- **PASSAGE PROVIDED**
────────────────────
In re Ivey, 156 N.C. App. 398 (2003)

March 4, 2003 · North Carolina Court of Appeals · No. COA02-439
156 N.C. App. 398

IN THE MATTER OF: ALEXANDRIA IVEY, AMBER IVEY, JOSHUA IVEY

No. COA02-439

(Filed 4 March 2003)

1. Child Abuse and Neglect— nonsecure custody — no petition alleging neglect or abuse

The trial court erred by ordering DSS to assume nonsecure custody of an infant where three older siblings were being placed in a guardianship but DSS had not filed a petition alleging that the infant was an abused or neglected child. The narrow exception of N.C.G.S. § 7B-500(a) did not apply because there was no evidence or findings that the child would be injured or could not be taken into custody if DSS were required to first file a petition and obtain an order.

2. Child Abuse and Neglect— DSS and guardian ad litem reports — not admitted during hearing — considered by court

The trial court did not err when making a permanency planning determination by considering DSS and guardian ad litem reports which complied with local rules for submitting reports even though those reports were not admitted into evidence during the hearing. Respondents were given prior notice of the reports and the opportunity to present evidence against them.

3. Appeal and Error— hearsay — no objection — appellate review waived

Respondents waived their right to assign error to the admission of hearsay at a permanency placement hearing by failing to object either to the initial question or to further questions.
────────────────────
- **Dataset items**
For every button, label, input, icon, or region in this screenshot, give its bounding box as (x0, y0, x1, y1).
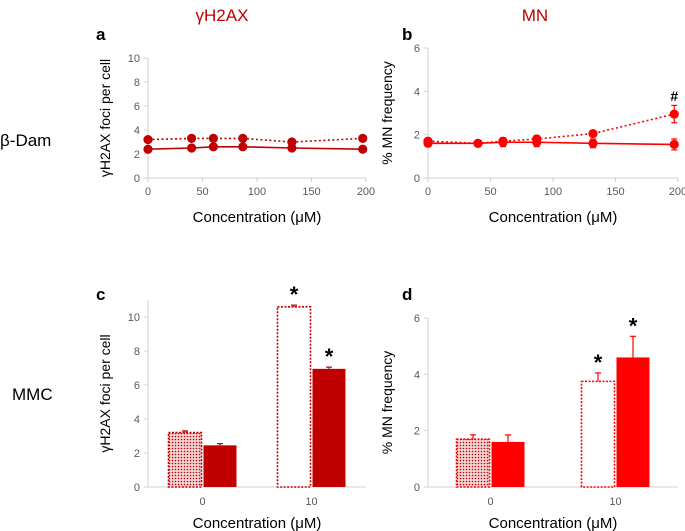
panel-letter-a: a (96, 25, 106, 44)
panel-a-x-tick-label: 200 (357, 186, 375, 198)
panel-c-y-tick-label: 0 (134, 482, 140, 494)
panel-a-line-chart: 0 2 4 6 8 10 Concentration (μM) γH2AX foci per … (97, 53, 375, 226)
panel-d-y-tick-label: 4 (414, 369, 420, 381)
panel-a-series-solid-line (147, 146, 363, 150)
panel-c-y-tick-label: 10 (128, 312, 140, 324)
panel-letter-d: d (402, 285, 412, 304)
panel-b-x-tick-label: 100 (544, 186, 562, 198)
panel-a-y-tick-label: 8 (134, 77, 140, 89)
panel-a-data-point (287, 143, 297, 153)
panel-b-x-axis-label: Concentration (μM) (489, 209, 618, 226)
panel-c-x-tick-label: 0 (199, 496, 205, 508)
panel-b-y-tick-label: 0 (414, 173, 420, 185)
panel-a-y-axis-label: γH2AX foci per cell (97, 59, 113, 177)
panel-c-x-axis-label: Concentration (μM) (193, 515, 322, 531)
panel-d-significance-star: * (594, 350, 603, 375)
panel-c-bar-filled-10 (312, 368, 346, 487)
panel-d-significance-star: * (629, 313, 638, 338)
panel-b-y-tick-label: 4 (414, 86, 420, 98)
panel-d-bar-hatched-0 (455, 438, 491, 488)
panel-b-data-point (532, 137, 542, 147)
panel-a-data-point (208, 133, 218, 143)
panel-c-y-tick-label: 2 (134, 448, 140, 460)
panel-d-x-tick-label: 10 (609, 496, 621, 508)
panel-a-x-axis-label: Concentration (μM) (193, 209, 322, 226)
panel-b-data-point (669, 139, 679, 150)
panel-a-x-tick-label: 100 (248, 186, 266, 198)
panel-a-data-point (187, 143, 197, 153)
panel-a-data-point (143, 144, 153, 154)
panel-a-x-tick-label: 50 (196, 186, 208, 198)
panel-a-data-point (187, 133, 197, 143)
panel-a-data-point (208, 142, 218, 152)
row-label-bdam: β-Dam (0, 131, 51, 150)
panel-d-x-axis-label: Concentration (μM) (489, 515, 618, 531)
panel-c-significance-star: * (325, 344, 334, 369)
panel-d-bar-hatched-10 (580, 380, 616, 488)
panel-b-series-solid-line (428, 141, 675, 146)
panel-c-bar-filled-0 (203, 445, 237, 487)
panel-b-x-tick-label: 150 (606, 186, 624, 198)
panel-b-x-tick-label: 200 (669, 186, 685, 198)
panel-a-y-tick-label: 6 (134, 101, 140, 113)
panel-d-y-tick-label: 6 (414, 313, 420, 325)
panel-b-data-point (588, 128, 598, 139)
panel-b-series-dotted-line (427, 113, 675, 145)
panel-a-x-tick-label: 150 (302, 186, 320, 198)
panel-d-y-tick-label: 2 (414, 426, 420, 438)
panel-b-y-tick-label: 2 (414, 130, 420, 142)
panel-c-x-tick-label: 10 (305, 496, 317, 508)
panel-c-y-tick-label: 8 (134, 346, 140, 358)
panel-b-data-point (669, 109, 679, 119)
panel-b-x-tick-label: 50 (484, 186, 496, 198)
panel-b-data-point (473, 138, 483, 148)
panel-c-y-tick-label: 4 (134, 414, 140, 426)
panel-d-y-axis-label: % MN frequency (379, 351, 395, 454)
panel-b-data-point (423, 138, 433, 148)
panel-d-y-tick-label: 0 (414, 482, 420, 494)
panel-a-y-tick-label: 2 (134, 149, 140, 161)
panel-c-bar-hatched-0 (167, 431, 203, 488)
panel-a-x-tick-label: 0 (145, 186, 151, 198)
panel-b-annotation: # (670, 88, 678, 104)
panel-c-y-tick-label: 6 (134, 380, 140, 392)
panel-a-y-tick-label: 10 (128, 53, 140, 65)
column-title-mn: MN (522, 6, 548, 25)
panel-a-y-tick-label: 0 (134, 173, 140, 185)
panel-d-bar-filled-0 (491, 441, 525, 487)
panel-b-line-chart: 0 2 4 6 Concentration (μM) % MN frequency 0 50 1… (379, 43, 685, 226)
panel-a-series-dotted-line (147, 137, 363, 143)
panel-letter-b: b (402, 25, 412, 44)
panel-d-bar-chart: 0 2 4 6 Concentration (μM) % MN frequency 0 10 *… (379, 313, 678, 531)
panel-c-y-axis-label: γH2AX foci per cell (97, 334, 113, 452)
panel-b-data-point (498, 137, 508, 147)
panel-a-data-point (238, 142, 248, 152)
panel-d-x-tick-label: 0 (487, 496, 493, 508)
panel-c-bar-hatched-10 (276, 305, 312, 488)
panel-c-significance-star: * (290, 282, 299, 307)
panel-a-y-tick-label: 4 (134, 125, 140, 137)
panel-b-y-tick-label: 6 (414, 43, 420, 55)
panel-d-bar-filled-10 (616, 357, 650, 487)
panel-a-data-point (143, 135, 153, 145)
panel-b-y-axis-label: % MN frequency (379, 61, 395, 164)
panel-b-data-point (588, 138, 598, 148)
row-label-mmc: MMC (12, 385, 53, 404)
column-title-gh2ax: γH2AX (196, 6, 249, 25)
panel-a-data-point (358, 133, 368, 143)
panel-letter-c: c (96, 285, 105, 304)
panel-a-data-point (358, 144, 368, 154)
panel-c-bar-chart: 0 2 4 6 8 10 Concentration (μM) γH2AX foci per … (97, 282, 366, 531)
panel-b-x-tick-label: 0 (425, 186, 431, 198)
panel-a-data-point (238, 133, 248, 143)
────────────────────
- **WRITTEN PROBLEM 1**
Answer these questions from the In re Ivey summary:
(a) Which court decided the case, and on what date was it filed?
(b) Why did the narrow exception of N.C.G.S. § 7B-500(a) not apply?
(c) How did respondents waive their right to assign error to the admission of hearsay?
- **WRITTEN PROBLEM 2**
Please write out, word for word, the part of the In re Ivey summary that opens with the words containing "2. Child Abuse" and closes with "evidence against them.".

- **CORRECT OUTPUT 1**
(a) The North Carolina Court of Appeals decided it, and it was filed on 4 March 2003.
(b) There was no evidence or findings that the child would be injured or could not be taken into custody if DSS were required to first file a petition and obtain an order.
(c) They failed to object either to the initial question or to further questions.

- **CORRECT OUTPUT 2**
2. Child Abuse and Neglect— DSS and guardian ad litem reports — not admitted during hearing — considered by court

The trial court did not err when making a permanency planning determination by considering DSS and guardian ad litem reports which complied with local rules for submitting reports even though those reports were not admitted into evidence during the hearing. Respondents were given prior notice of the reports and the opportunity to present evidence against them.